:: Provided records ::
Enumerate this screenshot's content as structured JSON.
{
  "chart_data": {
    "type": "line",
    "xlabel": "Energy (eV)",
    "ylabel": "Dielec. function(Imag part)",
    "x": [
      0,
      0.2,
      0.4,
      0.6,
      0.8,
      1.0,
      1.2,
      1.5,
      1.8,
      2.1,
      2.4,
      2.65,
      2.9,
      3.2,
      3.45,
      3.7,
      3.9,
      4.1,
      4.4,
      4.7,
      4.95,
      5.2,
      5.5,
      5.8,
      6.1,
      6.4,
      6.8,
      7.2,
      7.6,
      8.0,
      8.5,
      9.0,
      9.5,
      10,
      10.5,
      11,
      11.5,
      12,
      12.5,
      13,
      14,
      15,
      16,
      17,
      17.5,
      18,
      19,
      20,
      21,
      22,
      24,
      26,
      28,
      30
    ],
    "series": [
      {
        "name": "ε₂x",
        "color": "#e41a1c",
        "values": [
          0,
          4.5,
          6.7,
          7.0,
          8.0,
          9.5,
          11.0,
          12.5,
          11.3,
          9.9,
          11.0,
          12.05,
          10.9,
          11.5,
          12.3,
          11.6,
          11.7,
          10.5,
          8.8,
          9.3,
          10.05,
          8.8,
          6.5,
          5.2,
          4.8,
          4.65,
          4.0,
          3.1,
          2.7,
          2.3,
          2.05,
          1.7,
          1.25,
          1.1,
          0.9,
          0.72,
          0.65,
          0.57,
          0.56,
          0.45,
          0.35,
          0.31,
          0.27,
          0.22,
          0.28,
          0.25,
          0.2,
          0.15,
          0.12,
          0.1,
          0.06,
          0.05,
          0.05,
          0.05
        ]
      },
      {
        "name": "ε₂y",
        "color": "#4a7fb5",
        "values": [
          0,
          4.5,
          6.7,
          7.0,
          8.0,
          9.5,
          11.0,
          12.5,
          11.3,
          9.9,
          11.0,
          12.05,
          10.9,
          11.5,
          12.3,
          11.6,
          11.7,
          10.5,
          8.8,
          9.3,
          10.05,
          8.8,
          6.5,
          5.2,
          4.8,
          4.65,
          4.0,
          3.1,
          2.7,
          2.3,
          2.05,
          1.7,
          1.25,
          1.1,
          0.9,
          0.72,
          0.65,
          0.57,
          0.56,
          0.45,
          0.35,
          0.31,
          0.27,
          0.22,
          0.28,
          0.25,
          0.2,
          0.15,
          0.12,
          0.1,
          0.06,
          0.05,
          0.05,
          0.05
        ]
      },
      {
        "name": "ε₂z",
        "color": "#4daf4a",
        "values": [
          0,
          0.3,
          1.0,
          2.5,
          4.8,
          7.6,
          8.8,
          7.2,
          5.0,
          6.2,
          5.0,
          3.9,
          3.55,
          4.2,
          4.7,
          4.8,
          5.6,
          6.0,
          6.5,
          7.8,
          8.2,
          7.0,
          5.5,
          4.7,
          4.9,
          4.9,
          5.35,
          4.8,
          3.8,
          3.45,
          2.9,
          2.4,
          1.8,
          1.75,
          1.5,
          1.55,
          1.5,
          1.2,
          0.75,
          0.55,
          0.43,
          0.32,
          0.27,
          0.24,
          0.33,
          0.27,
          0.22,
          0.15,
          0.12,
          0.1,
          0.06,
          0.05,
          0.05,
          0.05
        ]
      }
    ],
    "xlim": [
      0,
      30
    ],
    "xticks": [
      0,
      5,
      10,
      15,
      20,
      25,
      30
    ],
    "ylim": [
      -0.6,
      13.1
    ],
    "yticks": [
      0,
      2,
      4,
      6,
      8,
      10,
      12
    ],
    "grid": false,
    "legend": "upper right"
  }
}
---
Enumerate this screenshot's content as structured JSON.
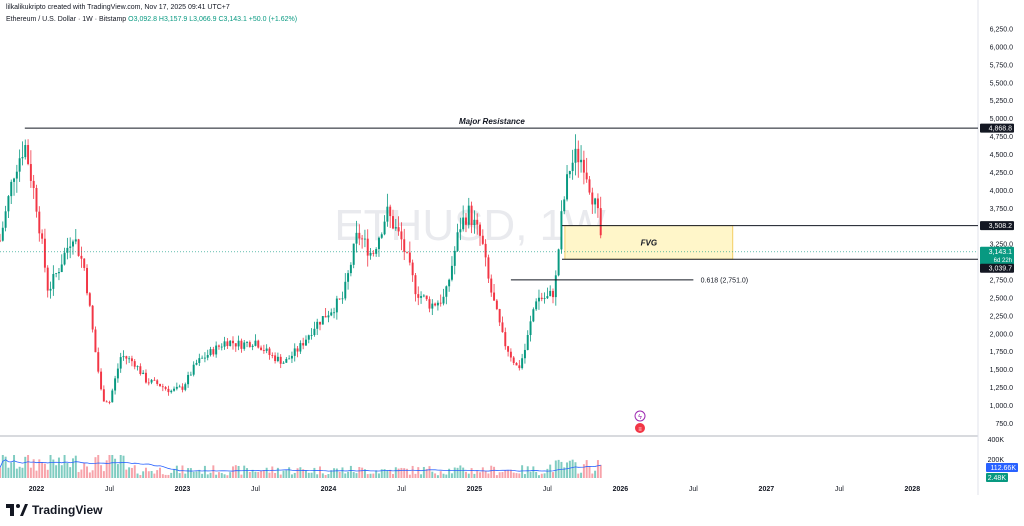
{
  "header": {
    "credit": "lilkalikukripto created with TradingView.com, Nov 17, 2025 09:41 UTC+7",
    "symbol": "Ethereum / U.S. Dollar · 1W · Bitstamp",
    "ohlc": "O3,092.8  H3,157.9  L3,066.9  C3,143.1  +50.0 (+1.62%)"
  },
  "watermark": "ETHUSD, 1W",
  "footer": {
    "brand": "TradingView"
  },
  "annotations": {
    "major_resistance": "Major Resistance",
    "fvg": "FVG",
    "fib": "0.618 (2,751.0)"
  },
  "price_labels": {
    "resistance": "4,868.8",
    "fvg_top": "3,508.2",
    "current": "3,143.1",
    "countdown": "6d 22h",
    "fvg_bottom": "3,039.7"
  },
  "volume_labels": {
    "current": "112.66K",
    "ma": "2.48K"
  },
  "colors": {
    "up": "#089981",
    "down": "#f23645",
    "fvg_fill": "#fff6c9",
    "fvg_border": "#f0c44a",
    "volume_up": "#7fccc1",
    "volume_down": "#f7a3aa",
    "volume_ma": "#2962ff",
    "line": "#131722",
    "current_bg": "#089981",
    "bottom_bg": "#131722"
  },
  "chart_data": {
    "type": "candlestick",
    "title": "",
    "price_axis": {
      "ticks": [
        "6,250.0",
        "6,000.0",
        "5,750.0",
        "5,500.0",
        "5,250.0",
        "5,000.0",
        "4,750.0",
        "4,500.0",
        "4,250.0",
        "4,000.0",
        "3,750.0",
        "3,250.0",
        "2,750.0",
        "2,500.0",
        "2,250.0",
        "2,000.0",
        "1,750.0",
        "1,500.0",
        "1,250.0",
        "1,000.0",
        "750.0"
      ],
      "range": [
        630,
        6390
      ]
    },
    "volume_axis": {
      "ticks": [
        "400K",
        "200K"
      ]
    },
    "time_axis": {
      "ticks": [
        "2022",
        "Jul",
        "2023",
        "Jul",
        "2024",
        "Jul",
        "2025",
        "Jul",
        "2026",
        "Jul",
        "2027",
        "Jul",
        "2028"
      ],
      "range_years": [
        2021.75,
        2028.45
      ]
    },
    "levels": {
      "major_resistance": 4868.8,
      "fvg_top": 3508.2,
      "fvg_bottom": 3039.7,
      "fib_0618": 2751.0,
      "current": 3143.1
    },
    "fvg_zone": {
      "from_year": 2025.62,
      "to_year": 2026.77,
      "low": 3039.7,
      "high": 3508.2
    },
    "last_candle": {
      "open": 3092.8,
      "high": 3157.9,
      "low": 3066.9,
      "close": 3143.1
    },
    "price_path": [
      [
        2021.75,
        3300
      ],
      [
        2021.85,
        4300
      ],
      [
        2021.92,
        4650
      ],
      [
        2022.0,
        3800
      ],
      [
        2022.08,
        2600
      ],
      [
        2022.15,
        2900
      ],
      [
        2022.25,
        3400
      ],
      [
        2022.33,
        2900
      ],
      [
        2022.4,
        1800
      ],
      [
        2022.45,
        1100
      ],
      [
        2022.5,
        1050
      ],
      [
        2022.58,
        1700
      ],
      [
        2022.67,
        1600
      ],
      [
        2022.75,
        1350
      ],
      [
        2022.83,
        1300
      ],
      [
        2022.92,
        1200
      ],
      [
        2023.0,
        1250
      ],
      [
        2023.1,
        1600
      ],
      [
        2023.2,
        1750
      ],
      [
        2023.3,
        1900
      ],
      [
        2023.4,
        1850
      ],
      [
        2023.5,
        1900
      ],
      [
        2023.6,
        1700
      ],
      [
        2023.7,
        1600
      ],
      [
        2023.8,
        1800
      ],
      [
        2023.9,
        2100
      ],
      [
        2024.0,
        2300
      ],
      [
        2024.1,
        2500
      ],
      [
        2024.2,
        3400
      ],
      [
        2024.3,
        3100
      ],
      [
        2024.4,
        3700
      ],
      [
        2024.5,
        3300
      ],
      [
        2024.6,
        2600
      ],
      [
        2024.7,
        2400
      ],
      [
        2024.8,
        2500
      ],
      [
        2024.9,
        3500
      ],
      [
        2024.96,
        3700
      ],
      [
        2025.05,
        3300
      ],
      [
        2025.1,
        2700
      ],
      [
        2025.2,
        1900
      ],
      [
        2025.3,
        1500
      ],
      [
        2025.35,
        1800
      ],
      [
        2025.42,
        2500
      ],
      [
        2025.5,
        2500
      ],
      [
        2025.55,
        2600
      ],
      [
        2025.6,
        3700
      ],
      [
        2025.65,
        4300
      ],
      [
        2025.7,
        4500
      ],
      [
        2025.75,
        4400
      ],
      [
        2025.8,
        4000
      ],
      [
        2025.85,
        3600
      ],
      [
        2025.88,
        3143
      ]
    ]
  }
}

:: Instructions for the task ::
Collect from the data above every line that includes "TradingView".

:: Exercise output ::
    "credit": "lilkalikukripto created with TradingView.com, Nov 17, 2025 09:41 UTC+7",
    "brand": "TradingView"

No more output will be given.